(Stored items)
begin

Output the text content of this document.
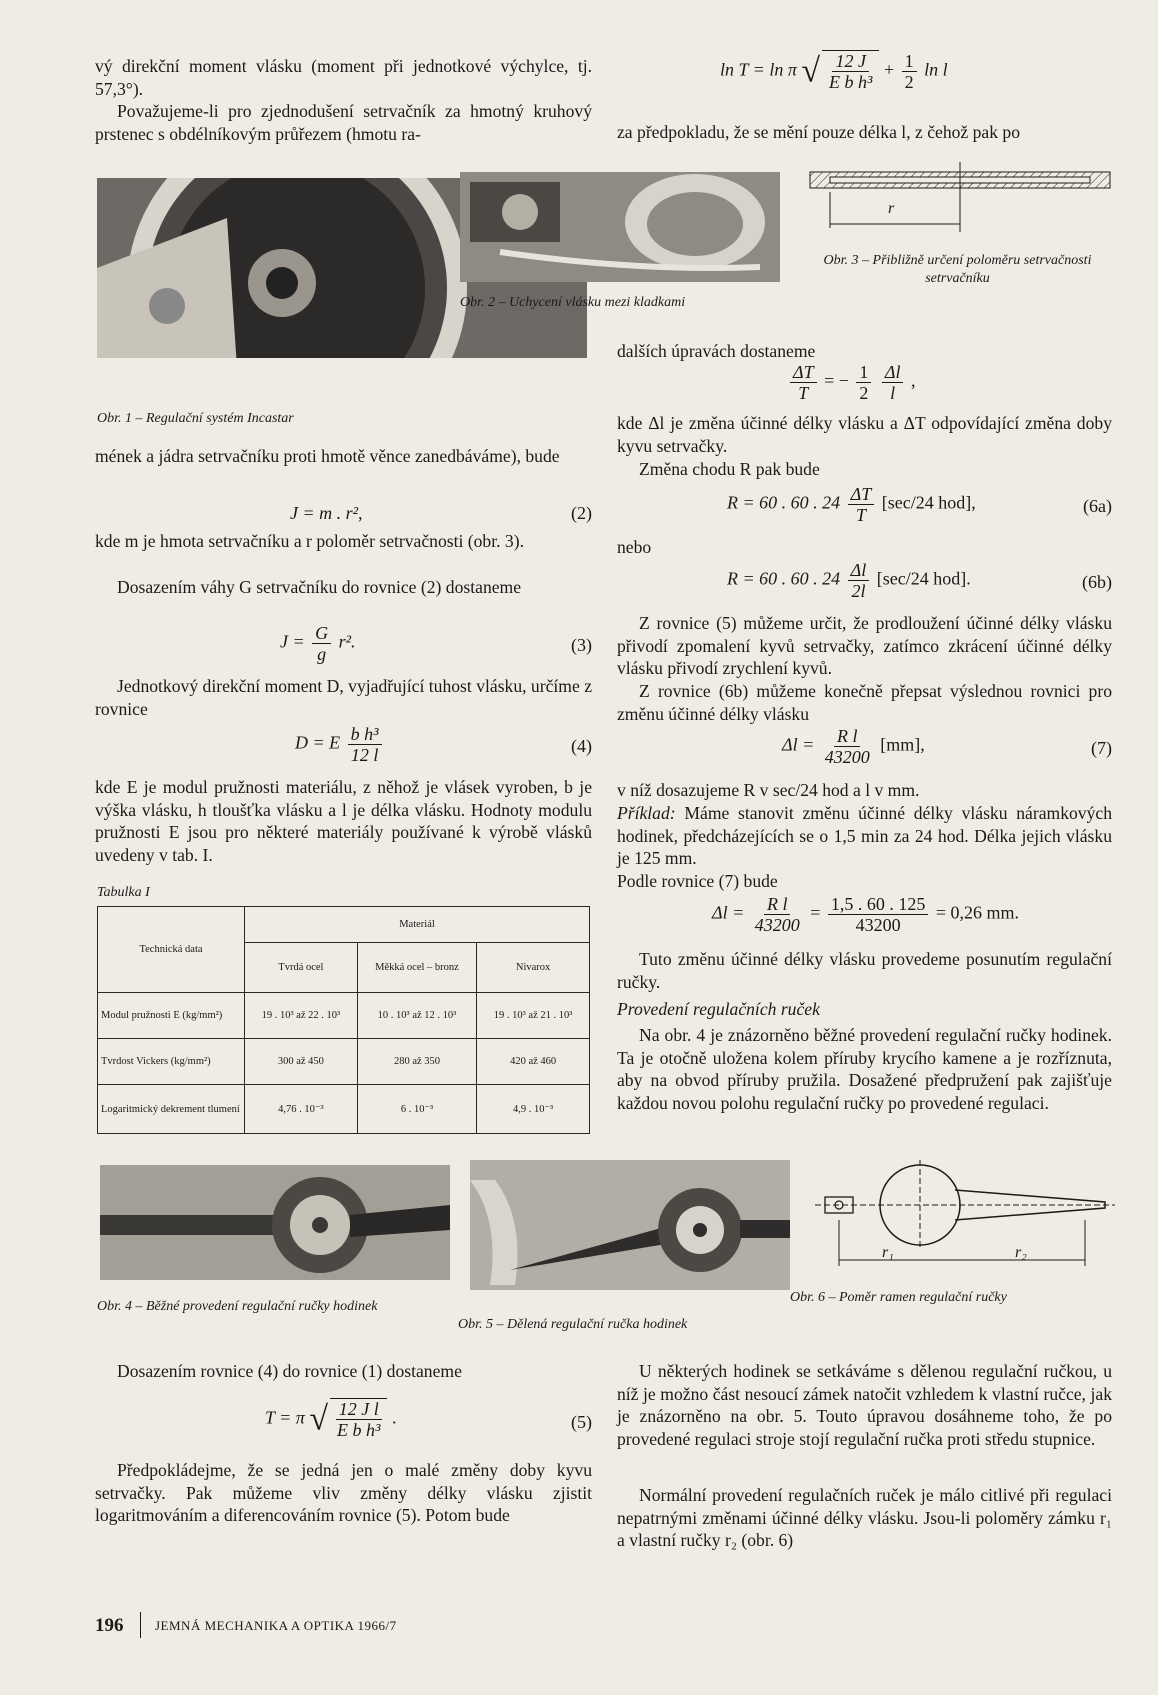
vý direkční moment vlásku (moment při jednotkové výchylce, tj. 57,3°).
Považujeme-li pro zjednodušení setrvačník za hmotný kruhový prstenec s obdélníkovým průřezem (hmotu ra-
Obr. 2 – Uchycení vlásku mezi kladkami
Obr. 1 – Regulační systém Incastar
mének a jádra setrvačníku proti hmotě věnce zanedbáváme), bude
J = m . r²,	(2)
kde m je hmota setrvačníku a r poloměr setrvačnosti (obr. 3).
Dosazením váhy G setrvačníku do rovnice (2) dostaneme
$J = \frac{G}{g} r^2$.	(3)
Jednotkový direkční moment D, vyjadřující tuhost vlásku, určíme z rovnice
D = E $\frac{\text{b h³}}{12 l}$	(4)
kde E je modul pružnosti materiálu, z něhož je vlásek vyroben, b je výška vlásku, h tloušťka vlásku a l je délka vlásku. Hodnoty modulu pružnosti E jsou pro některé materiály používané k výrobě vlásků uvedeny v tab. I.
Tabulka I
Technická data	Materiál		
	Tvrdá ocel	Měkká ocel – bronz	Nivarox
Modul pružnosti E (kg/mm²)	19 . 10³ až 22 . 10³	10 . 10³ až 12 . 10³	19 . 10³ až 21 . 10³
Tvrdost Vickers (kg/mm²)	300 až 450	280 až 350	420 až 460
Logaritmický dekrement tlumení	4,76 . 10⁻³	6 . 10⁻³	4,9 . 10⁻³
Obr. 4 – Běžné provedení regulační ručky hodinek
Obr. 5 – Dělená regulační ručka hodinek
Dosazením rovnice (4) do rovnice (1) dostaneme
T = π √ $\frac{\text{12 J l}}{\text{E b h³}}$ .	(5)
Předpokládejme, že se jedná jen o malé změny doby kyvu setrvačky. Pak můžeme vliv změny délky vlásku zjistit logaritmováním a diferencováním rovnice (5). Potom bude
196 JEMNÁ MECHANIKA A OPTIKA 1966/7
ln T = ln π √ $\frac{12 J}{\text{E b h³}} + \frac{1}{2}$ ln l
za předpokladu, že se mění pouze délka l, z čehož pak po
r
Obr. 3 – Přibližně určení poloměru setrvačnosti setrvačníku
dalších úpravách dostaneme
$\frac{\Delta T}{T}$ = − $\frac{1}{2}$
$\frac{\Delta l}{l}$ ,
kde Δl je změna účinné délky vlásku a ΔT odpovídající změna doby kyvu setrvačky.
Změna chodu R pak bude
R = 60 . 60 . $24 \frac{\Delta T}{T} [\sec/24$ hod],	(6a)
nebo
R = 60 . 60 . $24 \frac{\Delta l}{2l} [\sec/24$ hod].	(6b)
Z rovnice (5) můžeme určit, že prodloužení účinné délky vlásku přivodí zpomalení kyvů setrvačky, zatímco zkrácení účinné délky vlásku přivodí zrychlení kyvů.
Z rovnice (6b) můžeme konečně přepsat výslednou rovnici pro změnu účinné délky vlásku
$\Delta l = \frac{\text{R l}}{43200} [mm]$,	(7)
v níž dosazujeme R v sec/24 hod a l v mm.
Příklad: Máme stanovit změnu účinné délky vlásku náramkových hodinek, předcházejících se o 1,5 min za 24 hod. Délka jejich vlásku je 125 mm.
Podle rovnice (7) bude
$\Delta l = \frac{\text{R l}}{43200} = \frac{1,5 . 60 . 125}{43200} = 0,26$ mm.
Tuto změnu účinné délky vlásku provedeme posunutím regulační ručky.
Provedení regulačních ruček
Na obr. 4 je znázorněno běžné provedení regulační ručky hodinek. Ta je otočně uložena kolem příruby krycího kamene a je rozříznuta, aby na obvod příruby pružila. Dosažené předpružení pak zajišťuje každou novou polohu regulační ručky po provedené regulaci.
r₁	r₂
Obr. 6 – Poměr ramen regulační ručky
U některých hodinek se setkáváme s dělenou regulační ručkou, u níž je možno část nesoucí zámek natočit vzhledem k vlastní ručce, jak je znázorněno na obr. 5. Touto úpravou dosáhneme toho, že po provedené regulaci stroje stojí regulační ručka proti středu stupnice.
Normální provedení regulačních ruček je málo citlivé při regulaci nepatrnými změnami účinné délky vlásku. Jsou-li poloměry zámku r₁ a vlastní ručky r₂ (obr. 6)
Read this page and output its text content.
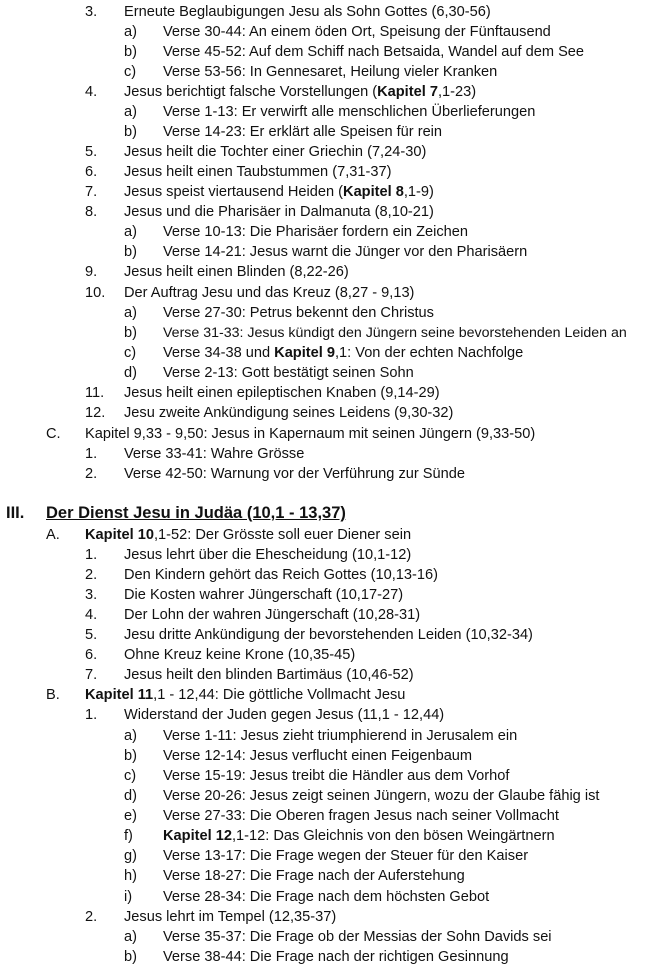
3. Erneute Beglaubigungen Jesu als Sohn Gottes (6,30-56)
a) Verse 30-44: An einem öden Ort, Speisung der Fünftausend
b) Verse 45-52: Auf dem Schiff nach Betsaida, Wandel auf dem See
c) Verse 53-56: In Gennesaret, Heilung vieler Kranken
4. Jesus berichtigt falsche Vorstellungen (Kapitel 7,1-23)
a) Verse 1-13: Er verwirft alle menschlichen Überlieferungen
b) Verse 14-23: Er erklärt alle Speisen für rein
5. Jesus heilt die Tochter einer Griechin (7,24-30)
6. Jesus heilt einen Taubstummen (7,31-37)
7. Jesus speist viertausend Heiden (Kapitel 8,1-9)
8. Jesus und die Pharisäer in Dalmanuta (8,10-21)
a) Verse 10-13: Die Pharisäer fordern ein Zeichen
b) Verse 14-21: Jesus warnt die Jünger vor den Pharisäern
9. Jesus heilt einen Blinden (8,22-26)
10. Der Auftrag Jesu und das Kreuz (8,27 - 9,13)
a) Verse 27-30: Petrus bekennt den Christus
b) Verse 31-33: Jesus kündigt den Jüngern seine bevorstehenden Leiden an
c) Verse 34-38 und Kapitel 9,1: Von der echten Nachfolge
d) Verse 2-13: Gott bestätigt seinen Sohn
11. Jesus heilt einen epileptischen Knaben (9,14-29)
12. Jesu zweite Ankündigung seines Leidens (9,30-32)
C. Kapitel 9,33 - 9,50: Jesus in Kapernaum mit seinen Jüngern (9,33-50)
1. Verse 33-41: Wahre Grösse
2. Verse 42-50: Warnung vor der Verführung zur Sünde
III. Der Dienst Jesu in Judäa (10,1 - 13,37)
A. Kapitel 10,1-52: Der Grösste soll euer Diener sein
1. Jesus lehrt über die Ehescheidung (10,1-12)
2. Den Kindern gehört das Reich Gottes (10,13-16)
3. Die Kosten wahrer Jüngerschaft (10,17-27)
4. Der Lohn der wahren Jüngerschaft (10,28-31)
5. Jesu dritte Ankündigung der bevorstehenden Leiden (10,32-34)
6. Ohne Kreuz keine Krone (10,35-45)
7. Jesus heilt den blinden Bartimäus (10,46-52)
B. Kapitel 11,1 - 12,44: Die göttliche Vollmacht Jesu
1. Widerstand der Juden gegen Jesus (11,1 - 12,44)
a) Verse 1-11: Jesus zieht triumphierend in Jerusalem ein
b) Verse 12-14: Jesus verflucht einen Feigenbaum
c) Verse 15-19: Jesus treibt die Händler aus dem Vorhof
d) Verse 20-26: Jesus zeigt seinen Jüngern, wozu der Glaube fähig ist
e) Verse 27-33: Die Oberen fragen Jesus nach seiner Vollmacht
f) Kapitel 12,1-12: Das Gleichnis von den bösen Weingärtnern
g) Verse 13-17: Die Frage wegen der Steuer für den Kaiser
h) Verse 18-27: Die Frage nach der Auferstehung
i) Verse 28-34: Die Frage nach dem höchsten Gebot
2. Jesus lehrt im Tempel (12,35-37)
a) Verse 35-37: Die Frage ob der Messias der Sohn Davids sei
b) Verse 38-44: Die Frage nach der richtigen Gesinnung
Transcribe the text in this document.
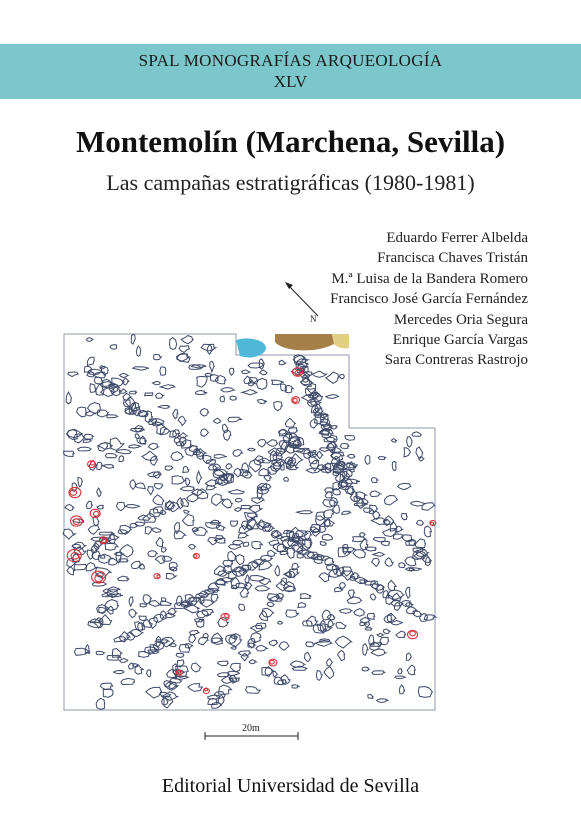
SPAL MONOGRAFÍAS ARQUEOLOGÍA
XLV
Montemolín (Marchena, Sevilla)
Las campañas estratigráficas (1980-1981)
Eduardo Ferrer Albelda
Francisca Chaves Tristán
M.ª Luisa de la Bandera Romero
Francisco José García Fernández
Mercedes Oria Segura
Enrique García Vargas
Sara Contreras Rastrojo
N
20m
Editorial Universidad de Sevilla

end

## STATED TASK
Please quote the records above exactly, beginning at the line that contains "Transcribe the text in this document." and ending at their last line. Leave the pictures out.

## EXPECTED ANSWER
Transcribe the text in this document.
SPAL MONOGRAFÍAS ARQUEOLOGÍA
XLV
Montemolín (Marchena, Sevilla)
Las campañas estratigráficas (1980-1981)
Eduardo Ferrer Albelda
Francisca Chaves Tristán
M.ª Luisa de la Bandera Romero
Francisco José García Fernández
Mercedes Oria Segura
Enrique García Vargas
Sara Contreras Rastrojo
N
20m
Editorial Universidad de Sevilla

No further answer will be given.